>> Start
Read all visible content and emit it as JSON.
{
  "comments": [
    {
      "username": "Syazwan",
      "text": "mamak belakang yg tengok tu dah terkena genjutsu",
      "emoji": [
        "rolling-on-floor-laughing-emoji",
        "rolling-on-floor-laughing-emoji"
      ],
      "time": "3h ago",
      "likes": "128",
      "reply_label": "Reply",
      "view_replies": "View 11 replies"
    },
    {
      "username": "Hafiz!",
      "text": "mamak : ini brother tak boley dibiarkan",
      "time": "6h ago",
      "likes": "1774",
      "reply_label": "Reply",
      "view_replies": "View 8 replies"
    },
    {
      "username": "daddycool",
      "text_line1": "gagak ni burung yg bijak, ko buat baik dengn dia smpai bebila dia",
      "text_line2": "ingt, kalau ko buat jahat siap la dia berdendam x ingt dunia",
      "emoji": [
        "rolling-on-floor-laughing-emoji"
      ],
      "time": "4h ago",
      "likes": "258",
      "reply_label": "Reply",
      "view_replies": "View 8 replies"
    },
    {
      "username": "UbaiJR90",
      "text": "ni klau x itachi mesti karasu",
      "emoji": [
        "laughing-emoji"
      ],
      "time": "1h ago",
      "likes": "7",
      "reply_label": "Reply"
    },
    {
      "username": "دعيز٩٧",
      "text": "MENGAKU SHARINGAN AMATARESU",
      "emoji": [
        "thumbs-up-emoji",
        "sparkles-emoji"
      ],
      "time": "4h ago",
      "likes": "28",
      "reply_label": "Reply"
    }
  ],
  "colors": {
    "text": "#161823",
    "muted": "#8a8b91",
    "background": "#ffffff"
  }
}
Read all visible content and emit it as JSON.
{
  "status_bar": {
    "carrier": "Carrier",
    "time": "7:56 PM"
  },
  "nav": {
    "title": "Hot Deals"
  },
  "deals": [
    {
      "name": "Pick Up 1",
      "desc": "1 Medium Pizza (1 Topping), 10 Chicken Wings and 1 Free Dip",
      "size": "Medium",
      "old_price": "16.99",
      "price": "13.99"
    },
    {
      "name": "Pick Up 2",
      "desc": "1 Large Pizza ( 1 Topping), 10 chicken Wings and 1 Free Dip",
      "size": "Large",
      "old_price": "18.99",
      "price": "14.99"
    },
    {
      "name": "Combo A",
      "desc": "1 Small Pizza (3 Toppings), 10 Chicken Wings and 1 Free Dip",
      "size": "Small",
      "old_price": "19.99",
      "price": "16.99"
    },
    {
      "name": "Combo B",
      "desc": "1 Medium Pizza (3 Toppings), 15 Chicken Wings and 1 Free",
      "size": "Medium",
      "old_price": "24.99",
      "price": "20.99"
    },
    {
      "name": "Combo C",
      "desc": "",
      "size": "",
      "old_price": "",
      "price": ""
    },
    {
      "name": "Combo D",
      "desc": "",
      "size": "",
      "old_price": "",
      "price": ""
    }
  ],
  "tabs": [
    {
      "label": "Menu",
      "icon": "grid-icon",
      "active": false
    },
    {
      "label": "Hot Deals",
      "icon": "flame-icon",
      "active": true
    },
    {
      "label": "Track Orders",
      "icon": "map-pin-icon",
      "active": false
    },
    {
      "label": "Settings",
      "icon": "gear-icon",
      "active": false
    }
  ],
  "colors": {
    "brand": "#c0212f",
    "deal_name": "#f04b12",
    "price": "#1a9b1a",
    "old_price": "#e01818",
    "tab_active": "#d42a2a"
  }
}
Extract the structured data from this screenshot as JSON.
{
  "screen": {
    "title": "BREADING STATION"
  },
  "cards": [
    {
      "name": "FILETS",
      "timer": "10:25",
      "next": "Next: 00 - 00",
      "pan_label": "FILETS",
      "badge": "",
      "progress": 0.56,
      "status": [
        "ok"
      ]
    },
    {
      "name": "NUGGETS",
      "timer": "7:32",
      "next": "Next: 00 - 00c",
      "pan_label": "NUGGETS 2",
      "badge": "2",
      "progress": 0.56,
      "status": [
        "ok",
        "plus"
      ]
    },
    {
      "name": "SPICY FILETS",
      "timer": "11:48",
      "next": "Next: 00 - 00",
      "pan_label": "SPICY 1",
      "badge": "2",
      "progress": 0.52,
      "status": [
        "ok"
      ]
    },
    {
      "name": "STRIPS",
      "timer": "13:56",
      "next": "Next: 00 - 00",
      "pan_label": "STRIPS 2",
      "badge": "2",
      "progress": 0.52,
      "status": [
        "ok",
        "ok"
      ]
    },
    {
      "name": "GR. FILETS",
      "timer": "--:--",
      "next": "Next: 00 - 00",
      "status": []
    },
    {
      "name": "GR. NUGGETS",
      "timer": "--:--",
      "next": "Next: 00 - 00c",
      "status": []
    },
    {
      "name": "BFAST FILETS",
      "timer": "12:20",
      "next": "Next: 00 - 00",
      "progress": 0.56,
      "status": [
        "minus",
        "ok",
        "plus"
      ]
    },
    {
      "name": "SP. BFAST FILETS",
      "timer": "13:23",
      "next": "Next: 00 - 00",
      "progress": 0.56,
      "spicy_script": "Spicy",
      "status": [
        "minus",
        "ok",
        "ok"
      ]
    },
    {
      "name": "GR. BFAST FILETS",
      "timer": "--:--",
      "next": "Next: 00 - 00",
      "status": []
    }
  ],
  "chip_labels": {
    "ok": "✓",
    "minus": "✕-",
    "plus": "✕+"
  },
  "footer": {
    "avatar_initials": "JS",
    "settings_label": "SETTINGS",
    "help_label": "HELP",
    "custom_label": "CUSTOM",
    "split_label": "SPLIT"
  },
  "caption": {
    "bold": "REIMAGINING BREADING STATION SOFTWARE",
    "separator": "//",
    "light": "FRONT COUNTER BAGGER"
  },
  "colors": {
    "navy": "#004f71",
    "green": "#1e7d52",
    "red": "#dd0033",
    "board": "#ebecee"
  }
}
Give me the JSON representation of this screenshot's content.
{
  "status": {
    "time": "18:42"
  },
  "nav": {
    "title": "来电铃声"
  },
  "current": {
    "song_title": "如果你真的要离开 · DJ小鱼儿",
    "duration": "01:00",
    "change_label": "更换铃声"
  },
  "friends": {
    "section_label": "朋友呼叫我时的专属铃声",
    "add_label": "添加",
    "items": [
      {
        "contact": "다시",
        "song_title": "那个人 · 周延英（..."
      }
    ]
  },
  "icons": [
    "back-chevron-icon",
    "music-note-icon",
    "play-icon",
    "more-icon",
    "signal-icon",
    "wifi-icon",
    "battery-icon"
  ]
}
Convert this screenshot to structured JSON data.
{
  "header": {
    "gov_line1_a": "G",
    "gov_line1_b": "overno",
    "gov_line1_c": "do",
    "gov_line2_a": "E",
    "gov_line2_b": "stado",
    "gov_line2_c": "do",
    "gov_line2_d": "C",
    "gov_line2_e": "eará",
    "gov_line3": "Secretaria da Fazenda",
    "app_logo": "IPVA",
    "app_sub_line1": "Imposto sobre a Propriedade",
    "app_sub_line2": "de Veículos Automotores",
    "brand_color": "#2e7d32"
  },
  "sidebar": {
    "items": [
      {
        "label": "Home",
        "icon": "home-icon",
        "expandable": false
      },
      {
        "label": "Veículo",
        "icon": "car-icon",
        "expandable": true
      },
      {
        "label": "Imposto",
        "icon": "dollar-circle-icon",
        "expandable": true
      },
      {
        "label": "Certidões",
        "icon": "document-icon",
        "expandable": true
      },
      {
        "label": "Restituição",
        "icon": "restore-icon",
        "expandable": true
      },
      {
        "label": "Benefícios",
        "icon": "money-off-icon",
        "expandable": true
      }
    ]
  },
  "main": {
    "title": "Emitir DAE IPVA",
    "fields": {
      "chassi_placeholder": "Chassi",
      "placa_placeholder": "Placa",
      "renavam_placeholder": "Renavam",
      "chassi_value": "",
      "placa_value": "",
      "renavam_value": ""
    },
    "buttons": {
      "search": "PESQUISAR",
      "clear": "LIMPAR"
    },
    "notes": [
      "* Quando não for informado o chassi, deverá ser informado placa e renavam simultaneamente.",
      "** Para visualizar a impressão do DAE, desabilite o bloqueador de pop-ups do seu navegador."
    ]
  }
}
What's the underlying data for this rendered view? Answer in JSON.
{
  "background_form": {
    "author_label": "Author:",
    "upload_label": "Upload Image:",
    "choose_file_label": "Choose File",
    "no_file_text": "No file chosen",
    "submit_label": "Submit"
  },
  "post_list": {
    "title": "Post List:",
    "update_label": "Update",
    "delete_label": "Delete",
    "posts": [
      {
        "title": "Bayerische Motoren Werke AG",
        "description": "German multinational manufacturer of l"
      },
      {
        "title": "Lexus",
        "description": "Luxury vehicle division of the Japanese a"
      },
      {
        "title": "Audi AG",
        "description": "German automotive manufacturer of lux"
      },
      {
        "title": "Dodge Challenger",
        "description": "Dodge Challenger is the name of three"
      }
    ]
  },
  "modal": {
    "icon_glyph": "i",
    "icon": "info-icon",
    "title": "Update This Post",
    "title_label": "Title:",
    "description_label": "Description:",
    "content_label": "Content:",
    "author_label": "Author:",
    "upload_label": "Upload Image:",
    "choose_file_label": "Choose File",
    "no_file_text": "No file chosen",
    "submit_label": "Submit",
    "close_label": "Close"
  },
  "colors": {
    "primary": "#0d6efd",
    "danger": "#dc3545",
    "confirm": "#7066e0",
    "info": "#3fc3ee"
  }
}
>> End
### [Required task]
List all lines where "Wings" occurs.

### [Problem solution]
      "desc": "1 Medium Pizza (1 Topping), 10 Chicken Wings and 1 Free Dip",
      "desc": "1 Large Pizza ( 1 Topping), 10 chicken Wings and 1 Free Dip",
      "desc": "1 Small Pizza (3 Toppings), 10 Chicken Wings and 1 Free Dip",
      "desc": "1 Medium Pizza (3 Toppings), 15 Chicken Wings and 1 Free",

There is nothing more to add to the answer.